▼
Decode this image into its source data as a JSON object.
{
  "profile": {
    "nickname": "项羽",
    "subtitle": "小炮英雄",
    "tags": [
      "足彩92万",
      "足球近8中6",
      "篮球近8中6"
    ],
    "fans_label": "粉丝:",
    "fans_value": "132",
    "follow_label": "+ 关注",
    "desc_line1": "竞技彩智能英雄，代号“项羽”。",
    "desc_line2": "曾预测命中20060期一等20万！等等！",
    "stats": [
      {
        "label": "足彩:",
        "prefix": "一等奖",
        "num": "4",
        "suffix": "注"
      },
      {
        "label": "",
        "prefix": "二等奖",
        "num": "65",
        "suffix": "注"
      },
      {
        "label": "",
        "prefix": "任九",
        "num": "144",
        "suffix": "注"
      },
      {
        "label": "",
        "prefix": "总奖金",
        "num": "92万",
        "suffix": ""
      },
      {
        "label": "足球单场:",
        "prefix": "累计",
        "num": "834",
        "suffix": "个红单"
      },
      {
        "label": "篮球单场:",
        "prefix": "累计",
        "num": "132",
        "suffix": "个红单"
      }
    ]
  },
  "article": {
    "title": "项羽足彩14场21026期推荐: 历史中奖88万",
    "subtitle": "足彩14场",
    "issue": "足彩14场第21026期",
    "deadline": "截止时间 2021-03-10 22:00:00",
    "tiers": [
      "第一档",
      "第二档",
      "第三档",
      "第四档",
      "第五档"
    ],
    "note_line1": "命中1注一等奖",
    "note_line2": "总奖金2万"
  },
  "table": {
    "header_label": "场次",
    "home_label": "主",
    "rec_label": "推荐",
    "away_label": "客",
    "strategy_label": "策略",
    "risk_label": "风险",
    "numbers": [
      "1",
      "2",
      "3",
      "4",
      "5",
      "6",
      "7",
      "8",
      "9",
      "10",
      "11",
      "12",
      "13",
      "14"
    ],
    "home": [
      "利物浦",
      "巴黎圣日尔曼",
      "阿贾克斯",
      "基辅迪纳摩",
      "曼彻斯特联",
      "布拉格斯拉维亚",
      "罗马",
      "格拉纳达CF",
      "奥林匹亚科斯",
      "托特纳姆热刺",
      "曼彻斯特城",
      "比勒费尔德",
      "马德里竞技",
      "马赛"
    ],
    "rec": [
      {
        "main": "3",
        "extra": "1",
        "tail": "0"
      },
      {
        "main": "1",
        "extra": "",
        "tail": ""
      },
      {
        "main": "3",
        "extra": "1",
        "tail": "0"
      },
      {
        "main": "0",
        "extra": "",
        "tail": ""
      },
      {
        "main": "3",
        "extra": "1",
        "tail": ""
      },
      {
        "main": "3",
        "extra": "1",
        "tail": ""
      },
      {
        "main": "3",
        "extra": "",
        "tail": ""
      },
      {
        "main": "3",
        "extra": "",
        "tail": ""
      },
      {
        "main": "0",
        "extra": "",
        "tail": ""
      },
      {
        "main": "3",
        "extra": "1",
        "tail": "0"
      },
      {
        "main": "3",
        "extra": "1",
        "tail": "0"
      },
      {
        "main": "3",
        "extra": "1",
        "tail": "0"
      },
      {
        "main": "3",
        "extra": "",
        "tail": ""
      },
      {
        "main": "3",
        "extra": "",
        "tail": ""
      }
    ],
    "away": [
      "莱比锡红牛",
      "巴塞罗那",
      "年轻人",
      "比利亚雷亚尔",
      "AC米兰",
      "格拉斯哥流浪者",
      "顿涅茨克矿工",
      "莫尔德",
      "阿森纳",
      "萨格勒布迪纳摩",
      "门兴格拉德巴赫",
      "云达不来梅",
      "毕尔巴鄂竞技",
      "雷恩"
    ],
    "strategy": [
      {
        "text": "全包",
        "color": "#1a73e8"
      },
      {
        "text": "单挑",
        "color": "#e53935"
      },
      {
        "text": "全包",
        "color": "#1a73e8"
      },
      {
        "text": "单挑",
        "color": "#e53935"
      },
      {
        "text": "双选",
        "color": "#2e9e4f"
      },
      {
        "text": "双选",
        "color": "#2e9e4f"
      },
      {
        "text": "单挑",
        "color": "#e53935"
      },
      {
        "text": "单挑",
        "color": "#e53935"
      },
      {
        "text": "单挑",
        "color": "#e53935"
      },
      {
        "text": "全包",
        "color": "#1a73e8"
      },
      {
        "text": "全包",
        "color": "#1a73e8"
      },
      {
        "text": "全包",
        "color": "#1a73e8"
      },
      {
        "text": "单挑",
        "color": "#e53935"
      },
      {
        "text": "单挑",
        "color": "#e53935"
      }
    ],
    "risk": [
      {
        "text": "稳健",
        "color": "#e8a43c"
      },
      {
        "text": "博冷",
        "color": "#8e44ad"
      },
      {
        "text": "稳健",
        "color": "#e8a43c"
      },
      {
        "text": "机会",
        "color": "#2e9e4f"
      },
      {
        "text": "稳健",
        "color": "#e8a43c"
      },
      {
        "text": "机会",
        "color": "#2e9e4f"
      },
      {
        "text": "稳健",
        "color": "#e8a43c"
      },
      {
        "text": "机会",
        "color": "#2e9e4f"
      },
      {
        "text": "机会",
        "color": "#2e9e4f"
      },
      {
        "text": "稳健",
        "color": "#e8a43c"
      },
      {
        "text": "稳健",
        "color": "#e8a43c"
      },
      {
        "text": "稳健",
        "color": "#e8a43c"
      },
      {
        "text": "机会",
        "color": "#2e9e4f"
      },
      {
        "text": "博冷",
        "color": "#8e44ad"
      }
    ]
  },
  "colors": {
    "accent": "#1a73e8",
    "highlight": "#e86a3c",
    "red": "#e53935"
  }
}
▲
* [Given problem]:
Repeat the material above in full, keeping every word.

* [Solved exercise]:
Decode this image into its source data as a JSON object.
{
  "profile": {
    "nickname": "项羽",
    "subtitle": "小炮英雄",
    "tags": [
      "足彩92万",
      "足球近8中6",
      "篮球近8中6"
    ],
    "fans_label": "粉丝:",
    "fans_value": "132",
    "follow_label": "+ 关注",
    "desc_line1": "竞技彩智能英雄，代号“项羽”。",
    "desc_line2": "曾预测命中20060期一等20万！等等！",
    "stats": [
      {
        "label": "足彩:",
        "prefix": "一等奖",
        "num": "4",
        "suffix": "注"
      },
      {
        "label": "",
        "prefix": "二等奖",
        "num": "65",
        "suffix": "注"
      },
      {
        "label": "",
        "prefix": "任九",
        "num": "144",
        "suffix": "注"
      },
      {
        "label": "",
        "prefix": "总奖金",
        "num": "92万",
        "suffix": ""
      },
      {
        "label": "足球单场:",
        "prefix": "累计",
        "num": "834",
        "suffix": "个红单"
      },
      {
        "label": "篮球单场:",
        "prefix": "累计",
        "num": "132",
        "suffix": "个红单"
      }
    ]
  },
  "article": {
    "title": "项羽足彩14场21026期推荐: 历史中奖88万",
    "subtitle": "足彩14场",
    "issue": "足彩14场第21026期",
    "deadline": "截止时间 2021-03-10 22:00:00",
    "tiers": [
      "第一档",
      "第二档",
      "第三档",
      "第四档",
      "第五档"
    ],
    "note_line1": "命中1注一等奖",
    "note_line2": "总奖金2万"
  },
  "table": {
    "header_label": "场次",
    "home_label": "主",
    "rec_label": "推荐",
    "away_label": "客",
    "strategy_label": "策略",
    "risk_label": "风险",
    "numbers": [
      "1",
      "2",
      "3",
      "4",
      "5",
      "6",
      "7",
      "8",
      "9",
      "10",
      "11",
      "12",
      "13",
      "14"
    ],
    "home": [
      "利物浦",
      "巴黎圣日尔曼",
      "阿贾克斯",
      "基辅迪纳摩",
      "曼彻斯特联",
      "布拉格斯拉维亚",
      "罗马",
      "格拉纳达CF",
      "奥林匹亚科斯",
      "托特纳姆热刺",
      "曼彻斯特城",
      "比勒费尔德",
      "马德里竞技",
      "马赛"
    ],
    "rec": [
      {
        "main": "3",
        "extra": "1",
        "tail": "0"
      },
      {
        "main": "1",
        "extra": "",
        "tail": ""
      },
      {
        "main": "3",
        "extra": "1",
        "tail": "0"
      },
      {
        "main": "0",
        "extra": "",
        "tail": ""
      },
      {
        "main": "3",
        "extra": "1",
        "tail": ""
      },
      {
        "main": "3",
        "extra": "1",
        "tail": ""
      },
      {
        "main": "3",
        "extra": "",
        "tail": ""
      },
      {
        "main": "3",
        "extra": "",
        "tail": ""
      },
      {
        "main": "0",
        "extra": "",
        "tail": ""
      },
      {
        "main": "3",
        "extra": "1",
        "tail": "0"
      },
      {
        "main": "3",
        "extra": "1",
        "tail": "0"
      },
      {
        "main": "3",
        "extra": "1",
        "tail": "0"
      },
      {
        "main": "3",
        "extra": "",
        "tail": ""
      },
      {
        "main": "3",
        "extra": "",
        "tail": ""
      }
    ],
    "away": [
      "莱比锡红牛",
      "巴塞罗那",
      "年轻人",
      "比利亚雷亚尔",
      "AC米兰",
      "格拉斯哥流浪者",
      "顿涅茨克矿工",
      "莫尔德",
      "阿森纳",
      "萨格勒布迪纳摩",
      "门兴格拉德巴赫",
      "云达不来梅",
      "毕尔巴鄂竞技",
      "雷恩"
    ],
    "strategy": [
      {
        "text": "全包",
        "color": "#1a73e8"
      },
      {
        "text": "单挑",
        "color": "#e53935"
      },
      {
        "text": "全包",
        "color": "#1a73e8"
      },
      {
        "text": "单挑",
        "color": "#e53935"
      },
      {
        "text": "双选",
        "color": "#2e9e4f"
      },
      {
        "text": "双选",
        "color": "#2e9e4f"
      },
      {
        "text": "单挑",
        "color": "#e53935"
      },
      {
        "text": "单挑",
        "color": "#e53935"
      },
      {
        "text": "单挑",
        "color": "#e53935"
      },
      {
        "text": "全包",
        "color": "#1a73e8"
      },
      {
        "text": "全包",
        "color": "#1a73e8"
      },
      {
        "text": "全包",
        "color": "#1a73e8"
      },
      {
        "text": "单挑",
        "color": "#e53935"
      },
      {
        "text": "单挑",
        "color": "#e53935"
      }
    ],
    "risk": [
      {
        "text": "稳健",
        "color": "#e8a43c"
      },
      {
        "text": "博冷",
        "color": "#8e44ad"
      },
      {
        "text": "稳健",
        "color": "#e8a43c"
      },
      {
        "text": "机会",
        "color": "#2e9e4f"
      },
      {
        "text": "稳健",
        "color": "#e8a43c"
      },
      {
        "text": "机会",
        "color": "#2e9e4f"
      },
      {
        "text": "稳健",
        "color": "#e8a43c"
      },
      {
        "text": "机会",
        "color": "#2e9e4f"
      },
      {
        "text": "机会",
        "color": "#2e9e4f"
      },
      {
        "text": "稳健",
        "color": "#e8a43c"
      },
      {
        "text": "稳健",
        "color": "#e8a43c"
      },
      {
        "text": "稳健",
        "color": "#e8a43c"
      },
      {
        "text": "机会",
        "color": "#2e9e4f"
      },
      {
        "text": "博冷",
        "color": "#8e44ad"
      }
    ]
  },
  "colors": {
    "accent": "#1a73e8",
    "highlight": "#e86a3c",
    "red": "#e53935"
  }
}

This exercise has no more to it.